> [Extracted records]

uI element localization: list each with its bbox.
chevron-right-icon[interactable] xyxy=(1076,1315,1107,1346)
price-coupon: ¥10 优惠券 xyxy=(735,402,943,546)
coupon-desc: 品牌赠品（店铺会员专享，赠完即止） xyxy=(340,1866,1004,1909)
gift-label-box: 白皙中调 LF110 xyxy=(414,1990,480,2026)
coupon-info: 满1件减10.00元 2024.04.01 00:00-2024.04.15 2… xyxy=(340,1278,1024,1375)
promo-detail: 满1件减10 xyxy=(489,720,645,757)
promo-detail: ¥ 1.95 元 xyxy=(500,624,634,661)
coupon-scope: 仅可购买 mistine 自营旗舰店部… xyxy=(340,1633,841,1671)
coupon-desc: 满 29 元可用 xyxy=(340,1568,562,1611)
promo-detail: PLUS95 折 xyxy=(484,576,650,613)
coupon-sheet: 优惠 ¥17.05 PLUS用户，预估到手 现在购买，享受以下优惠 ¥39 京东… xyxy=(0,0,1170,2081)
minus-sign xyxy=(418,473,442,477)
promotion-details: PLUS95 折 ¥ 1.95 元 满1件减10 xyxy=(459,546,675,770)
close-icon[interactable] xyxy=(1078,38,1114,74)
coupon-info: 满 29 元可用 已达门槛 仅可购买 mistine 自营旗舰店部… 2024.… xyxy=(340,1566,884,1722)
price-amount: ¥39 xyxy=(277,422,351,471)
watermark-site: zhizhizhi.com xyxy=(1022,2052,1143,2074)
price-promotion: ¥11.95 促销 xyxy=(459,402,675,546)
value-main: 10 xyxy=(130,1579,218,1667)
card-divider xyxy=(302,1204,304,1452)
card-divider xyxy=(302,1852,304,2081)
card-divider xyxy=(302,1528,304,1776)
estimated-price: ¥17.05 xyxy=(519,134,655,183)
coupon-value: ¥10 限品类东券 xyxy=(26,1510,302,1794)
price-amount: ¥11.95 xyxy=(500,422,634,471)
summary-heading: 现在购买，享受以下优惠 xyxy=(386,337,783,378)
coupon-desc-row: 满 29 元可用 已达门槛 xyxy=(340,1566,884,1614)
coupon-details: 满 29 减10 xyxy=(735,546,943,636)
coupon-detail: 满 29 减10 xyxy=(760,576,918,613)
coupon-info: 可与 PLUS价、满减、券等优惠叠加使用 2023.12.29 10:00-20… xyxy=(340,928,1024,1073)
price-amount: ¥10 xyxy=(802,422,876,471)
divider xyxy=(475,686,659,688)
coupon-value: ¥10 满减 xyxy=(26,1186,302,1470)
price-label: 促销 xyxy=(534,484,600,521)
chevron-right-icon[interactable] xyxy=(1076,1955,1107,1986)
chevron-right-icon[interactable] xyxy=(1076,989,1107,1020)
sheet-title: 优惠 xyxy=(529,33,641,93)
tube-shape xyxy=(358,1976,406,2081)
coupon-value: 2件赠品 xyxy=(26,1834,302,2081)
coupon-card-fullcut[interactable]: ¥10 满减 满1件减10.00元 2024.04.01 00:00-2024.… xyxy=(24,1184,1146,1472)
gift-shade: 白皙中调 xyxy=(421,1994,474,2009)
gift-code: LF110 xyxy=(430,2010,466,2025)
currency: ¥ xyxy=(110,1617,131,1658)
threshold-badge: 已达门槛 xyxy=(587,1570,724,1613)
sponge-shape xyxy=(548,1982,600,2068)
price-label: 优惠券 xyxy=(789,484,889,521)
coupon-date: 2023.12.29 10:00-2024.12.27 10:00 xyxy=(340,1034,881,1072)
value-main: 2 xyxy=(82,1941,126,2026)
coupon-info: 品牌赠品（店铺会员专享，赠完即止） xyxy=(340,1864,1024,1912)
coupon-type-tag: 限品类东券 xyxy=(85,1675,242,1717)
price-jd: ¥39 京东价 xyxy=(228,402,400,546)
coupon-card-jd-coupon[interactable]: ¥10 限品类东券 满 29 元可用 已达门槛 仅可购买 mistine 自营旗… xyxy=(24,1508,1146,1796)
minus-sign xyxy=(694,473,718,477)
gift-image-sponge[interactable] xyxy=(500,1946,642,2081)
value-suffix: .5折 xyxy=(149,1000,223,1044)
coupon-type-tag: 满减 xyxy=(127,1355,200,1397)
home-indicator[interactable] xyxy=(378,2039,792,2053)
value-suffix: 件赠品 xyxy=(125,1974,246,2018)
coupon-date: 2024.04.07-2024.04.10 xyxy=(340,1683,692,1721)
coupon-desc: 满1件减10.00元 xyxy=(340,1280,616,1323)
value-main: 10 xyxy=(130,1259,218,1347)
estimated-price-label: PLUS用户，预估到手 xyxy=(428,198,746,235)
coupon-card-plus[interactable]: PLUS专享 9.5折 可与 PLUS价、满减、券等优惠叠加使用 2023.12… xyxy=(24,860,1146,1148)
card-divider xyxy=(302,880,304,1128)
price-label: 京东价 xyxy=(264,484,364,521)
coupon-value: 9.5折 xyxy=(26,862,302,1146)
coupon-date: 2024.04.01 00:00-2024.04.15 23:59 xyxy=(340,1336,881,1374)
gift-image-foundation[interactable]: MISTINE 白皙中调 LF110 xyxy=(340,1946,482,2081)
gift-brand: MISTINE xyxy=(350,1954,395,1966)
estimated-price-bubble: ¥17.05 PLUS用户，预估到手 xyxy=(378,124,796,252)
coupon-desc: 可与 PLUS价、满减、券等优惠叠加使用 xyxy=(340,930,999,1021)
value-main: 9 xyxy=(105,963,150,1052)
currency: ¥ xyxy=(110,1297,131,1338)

> [The request]
Rewrite the items above, switching every "chevron-right-icon" to "arrow-right-icon" and keeping everything else unchanged.

> [Finished task]
uI element localization: list each with its bbox.
arrow-right-icon[interactable] xyxy=(1076,1315,1107,1346)
price-coupon: ¥10 优惠券 xyxy=(735,402,943,546)
coupon-desc: 品牌赠品（店铺会员专享，赠完即止） xyxy=(340,1866,1004,1909)
gift-label-box: 白皙中调 LF110 xyxy=(414,1990,480,2026)
coupon-info: 满1件减10.00元 2024.04.01 00:00-2024.04.15 2… xyxy=(340,1278,1024,1375)
promo-detail: 满1件减10 xyxy=(489,720,645,757)
promo-detail: ¥ 1.95 元 xyxy=(500,624,634,661)
coupon-scope: 仅可购买 mistine 自营旗舰店部… xyxy=(340,1633,841,1671)
coupon-desc: 满 29 元可用 xyxy=(340,1568,562,1611)
promo-detail: PLUS95 折 xyxy=(484,576,650,613)
coupon-sheet: 优惠 ¥17.05 PLUS用户，预估到手 现在购买，享受以下优惠 ¥39 京东… xyxy=(0,0,1170,2081)
minus-sign xyxy=(418,473,442,477)
promotion-details: PLUS95 折 ¥ 1.95 元 满1件减10 xyxy=(459,546,675,770)
close-icon[interactable] xyxy=(1078,38,1114,74)
coupon-info: 满 29 元可用 已达门槛 仅可购买 mistine 自营旗舰店部… 2024.… xyxy=(340,1566,884,1722)
price-amount: ¥39 xyxy=(277,422,351,471)
watermark-site: zhizhizhi.com xyxy=(1022,2052,1143,2074)
price-promotion: ¥11.95 促销 xyxy=(459,402,675,546)
value-main: 10 xyxy=(130,1579,218,1667)
card-divider xyxy=(302,1204,304,1452)
card-divider xyxy=(302,1852,304,2081)
card-divider xyxy=(302,1528,304,1776)
estimated-price: ¥17.05 xyxy=(519,134,655,183)
coupon-value: ¥10 限品类东券 xyxy=(26,1510,302,1794)
price-amount: ¥11.95 xyxy=(500,422,634,471)
summary-heading: 现在购买，享受以下优惠 xyxy=(386,337,783,378)
coupon-desc-row: 满 29 元可用 已达门槛 xyxy=(340,1566,884,1614)
coupon-details: 满 29 减10 xyxy=(735,546,943,636)
coupon-detail: 满 29 减10 xyxy=(760,576,918,613)
coupon-info: 可与 PLUS价、满减、券等优惠叠加使用 2023.12.29 10:00-20… xyxy=(340,928,1024,1073)
price-amount: ¥10 xyxy=(802,422,876,471)
divider xyxy=(475,686,659,688)
coupon-value: ¥10 满减 xyxy=(26,1186,302,1470)
price-label: 促销 xyxy=(534,484,600,521)
arrow-right-icon[interactable] xyxy=(1076,1955,1107,1986)
arrow-right-icon[interactable] xyxy=(1076,989,1107,1020)
sheet-title: 优惠 xyxy=(529,33,641,93)
tube-shape xyxy=(358,1976,406,2081)
coupon-value: 2件赠品 xyxy=(26,1834,302,2081)
coupon-card-fullcut[interactable]: ¥10 满减 满1件减10.00元 2024.04.01 00:00-2024.… xyxy=(24,1184,1146,1472)
gift-shade: 白皙中调 xyxy=(421,1994,474,2009)
gift-code: LF110 xyxy=(430,2010,466,2025)
currency: ¥ xyxy=(110,1617,131,1658)
threshold-badge: 已达门槛 xyxy=(587,1570,724,1613)
sponge-shape xyxy=(548,1982,600,2068)
price-label: 优惠券 xyxy=(789,484,889,521)
coupon-date: 2023.12.29 10:00-2024.12.27 10:00 xyxy=(340,1034,881,1072)
value-main: 2 xyxy=(82,1941,126,2026)
coupon-info: 品牌赠品（店铺会员专享，赠完即止） xyxy=(340,1864,1024,1912)
coupon-type-tag: 限品类东券 xyxy=(85,1675,242,1717)
price-jd: ¥39 京东价 xyxy=(228,402,400,546)
coupon-card-jd-coupon[interactable]: ¥10 限品类东券 满 29 元可用 已达门槛 仅可购买 mistine 自营旗… xyxy=(24,1508,1146,1796)
minus-sign xyxy=(694,473,718,477)
gift-image-sponge[interactable] xyxy=(500,1946,642,2081)
value-suffix: .5折 xyxy=(149,1000,223,1044)
coupon-type-tag: 满减 xyxy=(127,1355,200,1397)
home-indicator[interactable] xyxy=(378,2039,792,2053)
value-suffix: 件赠品 xyxy=(125,1974,246,2018)
coupon-date: 2024.04.07-2024.04.10 xyxy=(340,1683,692,1721)
coupon-desc: 满1件减10.00元 xyxy=(340,1280,616,1323)
value-main: 10 xyxy=(130,1259,218,1347)
estimated-price-label: PLUS用户，预估到手 xyxy=(428,198,746,235)
coupon-card-plus[interactable]: PLUS专享 9.5折 可与 PLUS价、满减、券等优惠叠加使用 2023.12… xyxy=(24,860,1146,1148)
card-divider xyxy=(302,880,304,1128)
price-label: 京东价 xyxy=(264,484,364,521)
coupon-value: 9.5折 xyxy=(26,862,302,1146)
coupon-date: 2024.04.01 00:00-2024.04.15 23:59 xyxy=(340,1336,881,1374)
gift-image-foundation[interactable]: MISTINE 白皙中调 LF110 xyxy=(340,1946,482,2081)
gift-brand: MISTINE xyxy=(350,1954,395,1966)
estimated-price-bubble: ¥17.05 PLUS用户，预估到手 xyxy=(378,124,796,252)
coupon-desc: 可与 PLUS价、满减、券等优惠叠加使用 xyxy=(340,930,999,1021)
value-main: 9 xyxy=(105,963,150,1052)
currency: ¥ xyxy=(110,1297,131,1338)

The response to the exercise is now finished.